[Begin The data]

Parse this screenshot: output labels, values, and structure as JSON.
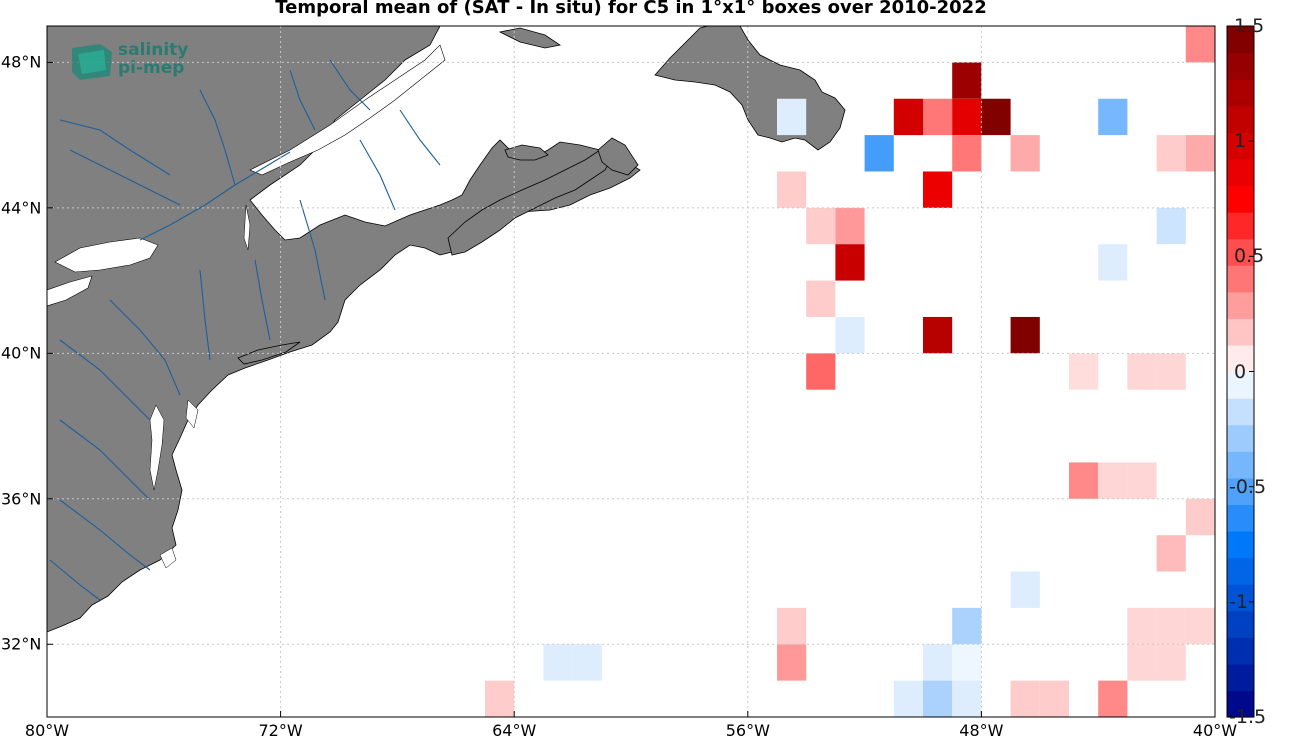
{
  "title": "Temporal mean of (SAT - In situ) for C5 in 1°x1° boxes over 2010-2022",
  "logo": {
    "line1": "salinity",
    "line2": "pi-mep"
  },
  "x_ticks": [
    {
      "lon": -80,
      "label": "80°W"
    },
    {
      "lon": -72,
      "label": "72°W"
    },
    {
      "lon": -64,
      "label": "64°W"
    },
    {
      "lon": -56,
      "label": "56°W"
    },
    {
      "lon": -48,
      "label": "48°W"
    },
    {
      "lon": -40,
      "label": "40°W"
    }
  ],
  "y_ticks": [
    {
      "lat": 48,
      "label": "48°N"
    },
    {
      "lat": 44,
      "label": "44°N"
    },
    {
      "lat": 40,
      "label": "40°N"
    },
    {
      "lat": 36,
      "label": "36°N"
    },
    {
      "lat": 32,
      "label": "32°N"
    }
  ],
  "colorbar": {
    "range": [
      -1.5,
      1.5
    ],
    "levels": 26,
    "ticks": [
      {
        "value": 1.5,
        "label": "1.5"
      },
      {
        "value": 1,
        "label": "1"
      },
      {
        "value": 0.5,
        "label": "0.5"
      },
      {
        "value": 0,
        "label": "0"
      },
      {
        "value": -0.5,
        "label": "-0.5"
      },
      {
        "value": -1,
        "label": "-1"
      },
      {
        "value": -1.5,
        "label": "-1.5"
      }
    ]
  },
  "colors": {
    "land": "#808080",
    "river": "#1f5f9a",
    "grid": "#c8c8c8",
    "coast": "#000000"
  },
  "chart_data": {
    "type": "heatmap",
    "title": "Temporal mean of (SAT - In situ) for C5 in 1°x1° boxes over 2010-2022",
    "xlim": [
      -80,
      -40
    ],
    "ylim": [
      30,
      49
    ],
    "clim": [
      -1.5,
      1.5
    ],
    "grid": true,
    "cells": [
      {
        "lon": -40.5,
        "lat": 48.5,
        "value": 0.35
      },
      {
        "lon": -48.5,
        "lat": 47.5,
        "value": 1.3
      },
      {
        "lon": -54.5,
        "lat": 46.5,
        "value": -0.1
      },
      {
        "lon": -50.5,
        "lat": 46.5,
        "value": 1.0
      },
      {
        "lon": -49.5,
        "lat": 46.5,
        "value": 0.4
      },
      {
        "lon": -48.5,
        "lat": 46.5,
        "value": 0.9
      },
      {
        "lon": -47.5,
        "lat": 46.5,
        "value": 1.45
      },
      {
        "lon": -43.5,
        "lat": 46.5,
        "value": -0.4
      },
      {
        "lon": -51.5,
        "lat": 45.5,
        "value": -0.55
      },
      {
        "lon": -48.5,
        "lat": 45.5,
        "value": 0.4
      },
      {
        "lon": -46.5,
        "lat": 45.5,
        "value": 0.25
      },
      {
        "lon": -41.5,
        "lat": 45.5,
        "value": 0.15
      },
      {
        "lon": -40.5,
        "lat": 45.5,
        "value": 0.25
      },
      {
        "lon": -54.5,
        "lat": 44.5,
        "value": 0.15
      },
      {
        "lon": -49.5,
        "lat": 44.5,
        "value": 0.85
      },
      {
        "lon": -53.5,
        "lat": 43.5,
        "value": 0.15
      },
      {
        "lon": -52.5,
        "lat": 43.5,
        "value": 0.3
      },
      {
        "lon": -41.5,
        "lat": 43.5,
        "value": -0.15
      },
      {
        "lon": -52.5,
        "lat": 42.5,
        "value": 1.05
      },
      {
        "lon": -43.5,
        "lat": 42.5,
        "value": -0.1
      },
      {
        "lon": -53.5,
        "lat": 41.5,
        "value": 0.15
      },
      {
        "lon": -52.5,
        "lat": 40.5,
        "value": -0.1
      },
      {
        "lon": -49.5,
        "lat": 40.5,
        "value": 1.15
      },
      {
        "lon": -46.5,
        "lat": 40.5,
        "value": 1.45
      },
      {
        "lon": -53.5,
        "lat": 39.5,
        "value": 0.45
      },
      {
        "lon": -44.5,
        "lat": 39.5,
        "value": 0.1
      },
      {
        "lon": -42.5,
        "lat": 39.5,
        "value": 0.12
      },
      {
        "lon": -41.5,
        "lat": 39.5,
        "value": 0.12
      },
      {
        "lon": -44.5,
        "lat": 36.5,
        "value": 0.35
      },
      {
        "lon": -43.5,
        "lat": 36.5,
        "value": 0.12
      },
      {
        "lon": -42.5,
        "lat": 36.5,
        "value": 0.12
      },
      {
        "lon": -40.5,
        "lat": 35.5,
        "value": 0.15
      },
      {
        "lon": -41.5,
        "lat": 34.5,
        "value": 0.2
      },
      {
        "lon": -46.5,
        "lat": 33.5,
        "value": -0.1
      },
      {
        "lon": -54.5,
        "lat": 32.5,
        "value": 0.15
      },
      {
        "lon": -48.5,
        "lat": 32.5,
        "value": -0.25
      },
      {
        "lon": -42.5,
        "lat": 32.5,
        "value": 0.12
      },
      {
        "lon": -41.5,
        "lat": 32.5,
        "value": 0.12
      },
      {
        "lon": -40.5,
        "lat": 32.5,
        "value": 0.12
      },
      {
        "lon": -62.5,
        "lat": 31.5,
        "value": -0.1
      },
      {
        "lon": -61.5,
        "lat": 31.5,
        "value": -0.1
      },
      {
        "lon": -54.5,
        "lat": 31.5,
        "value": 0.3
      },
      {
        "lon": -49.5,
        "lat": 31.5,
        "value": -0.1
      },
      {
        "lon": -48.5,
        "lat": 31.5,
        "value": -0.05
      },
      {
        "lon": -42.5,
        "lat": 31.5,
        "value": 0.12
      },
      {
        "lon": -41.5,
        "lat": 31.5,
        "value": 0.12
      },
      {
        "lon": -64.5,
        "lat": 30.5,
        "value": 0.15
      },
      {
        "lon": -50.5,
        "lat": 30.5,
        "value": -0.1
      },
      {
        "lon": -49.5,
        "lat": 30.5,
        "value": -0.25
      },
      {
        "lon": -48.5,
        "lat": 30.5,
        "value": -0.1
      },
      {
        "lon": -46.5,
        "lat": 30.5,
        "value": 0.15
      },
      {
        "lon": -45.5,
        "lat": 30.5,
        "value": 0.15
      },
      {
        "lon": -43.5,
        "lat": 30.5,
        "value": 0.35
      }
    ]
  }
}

[End The data]
[Begin The data]

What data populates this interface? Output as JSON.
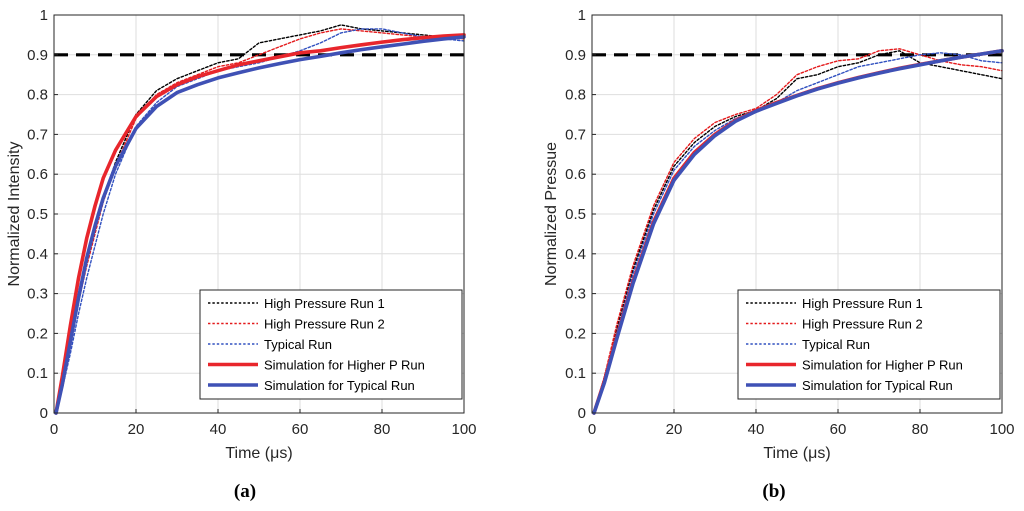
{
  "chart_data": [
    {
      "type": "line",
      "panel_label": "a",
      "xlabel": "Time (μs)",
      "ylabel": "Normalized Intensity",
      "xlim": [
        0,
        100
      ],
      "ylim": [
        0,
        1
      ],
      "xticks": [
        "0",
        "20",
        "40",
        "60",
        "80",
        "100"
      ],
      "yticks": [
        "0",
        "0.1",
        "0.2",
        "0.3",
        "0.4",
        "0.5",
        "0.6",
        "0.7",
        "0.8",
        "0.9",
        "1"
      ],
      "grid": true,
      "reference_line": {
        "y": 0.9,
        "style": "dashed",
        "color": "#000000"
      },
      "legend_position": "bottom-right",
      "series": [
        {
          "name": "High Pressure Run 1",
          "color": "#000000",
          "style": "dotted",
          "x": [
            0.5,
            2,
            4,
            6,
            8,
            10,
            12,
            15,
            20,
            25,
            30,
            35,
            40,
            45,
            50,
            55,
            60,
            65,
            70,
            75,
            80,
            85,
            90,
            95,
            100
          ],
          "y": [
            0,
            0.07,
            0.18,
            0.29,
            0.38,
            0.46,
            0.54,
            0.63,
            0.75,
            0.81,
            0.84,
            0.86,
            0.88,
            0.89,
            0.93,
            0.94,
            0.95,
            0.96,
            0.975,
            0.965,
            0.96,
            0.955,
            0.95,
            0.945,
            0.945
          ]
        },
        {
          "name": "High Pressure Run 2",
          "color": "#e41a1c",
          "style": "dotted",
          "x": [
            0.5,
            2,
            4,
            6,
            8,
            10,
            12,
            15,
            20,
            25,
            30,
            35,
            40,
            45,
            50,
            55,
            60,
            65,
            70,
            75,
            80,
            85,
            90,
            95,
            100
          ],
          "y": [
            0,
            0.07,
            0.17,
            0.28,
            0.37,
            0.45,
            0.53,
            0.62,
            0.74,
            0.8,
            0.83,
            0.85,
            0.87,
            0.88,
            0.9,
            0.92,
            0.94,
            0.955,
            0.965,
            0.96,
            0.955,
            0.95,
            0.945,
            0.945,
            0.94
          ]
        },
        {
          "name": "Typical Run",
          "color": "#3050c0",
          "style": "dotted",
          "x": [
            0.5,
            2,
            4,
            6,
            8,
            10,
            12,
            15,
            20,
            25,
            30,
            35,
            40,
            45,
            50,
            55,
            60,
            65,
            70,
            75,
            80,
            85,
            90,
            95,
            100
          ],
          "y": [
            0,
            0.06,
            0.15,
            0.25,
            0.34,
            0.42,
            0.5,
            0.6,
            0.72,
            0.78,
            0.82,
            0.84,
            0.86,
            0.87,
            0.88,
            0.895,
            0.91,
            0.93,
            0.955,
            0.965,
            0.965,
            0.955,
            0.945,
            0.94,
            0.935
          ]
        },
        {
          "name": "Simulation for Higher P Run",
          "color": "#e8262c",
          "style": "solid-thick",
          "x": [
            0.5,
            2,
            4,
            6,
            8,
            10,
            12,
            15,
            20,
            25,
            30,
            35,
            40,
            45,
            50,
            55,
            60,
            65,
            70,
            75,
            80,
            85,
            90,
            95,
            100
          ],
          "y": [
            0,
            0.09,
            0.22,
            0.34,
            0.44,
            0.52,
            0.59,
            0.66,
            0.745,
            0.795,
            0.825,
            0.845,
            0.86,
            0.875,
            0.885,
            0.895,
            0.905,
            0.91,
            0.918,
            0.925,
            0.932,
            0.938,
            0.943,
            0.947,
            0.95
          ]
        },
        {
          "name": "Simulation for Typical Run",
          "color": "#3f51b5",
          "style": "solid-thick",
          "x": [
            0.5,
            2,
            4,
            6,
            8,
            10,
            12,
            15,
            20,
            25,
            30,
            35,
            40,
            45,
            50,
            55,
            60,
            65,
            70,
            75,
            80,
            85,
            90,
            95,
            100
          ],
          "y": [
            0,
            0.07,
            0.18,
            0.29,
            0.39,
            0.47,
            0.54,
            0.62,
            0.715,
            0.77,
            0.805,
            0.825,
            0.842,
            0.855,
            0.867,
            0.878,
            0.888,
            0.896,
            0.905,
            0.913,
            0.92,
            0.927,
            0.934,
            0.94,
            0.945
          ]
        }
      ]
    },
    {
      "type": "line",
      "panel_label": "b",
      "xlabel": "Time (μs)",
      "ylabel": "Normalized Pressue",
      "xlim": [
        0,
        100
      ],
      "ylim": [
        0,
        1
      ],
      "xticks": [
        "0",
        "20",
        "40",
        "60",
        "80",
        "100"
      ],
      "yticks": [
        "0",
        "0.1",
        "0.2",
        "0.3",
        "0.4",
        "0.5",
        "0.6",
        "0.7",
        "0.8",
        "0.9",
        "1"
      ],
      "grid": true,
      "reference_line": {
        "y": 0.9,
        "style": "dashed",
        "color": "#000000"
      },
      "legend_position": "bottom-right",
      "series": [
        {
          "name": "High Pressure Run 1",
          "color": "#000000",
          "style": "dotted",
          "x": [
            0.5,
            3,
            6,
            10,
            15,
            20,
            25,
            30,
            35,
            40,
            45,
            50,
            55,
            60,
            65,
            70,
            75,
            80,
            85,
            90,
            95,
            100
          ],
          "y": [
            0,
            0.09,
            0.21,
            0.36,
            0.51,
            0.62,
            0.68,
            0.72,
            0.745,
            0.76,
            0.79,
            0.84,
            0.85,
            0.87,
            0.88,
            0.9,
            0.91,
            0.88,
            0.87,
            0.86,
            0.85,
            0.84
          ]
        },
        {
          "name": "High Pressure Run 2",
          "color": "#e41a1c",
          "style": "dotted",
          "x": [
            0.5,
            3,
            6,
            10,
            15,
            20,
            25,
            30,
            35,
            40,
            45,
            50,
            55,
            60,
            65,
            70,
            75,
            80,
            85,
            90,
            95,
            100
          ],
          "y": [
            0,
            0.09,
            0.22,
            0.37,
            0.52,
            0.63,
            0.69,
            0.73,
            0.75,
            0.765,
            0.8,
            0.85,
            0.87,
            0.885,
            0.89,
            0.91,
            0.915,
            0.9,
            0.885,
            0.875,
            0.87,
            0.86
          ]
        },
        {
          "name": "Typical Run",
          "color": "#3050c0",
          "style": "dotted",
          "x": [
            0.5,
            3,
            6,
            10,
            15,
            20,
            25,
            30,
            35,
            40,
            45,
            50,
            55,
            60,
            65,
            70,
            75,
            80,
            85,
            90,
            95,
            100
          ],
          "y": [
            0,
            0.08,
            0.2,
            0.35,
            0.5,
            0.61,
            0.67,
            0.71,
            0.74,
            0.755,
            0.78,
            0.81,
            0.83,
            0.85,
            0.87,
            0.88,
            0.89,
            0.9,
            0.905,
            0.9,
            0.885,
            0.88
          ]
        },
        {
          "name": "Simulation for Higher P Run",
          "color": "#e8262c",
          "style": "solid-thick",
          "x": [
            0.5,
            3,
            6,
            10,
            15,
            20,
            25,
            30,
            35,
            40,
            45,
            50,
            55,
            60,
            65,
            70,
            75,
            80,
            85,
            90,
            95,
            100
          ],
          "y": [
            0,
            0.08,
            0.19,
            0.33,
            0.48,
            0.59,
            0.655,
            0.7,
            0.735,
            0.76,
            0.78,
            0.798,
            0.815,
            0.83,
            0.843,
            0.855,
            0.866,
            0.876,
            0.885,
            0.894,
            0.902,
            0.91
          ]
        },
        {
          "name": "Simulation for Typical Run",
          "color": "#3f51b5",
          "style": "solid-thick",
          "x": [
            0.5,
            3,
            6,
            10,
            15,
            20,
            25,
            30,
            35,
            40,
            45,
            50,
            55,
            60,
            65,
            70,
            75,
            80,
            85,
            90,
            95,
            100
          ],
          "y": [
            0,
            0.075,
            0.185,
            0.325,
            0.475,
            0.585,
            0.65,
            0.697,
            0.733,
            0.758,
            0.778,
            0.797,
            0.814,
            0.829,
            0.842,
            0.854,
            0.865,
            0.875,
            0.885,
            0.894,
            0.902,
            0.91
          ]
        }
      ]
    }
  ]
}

[End The data]

Written instruction: Scan the material above for the string "Normalized" and return the lines that hold it.

Output of the exercise:
      "ylabel": "Normalized Intensity",
      "ylabel": "Normalized Pressue",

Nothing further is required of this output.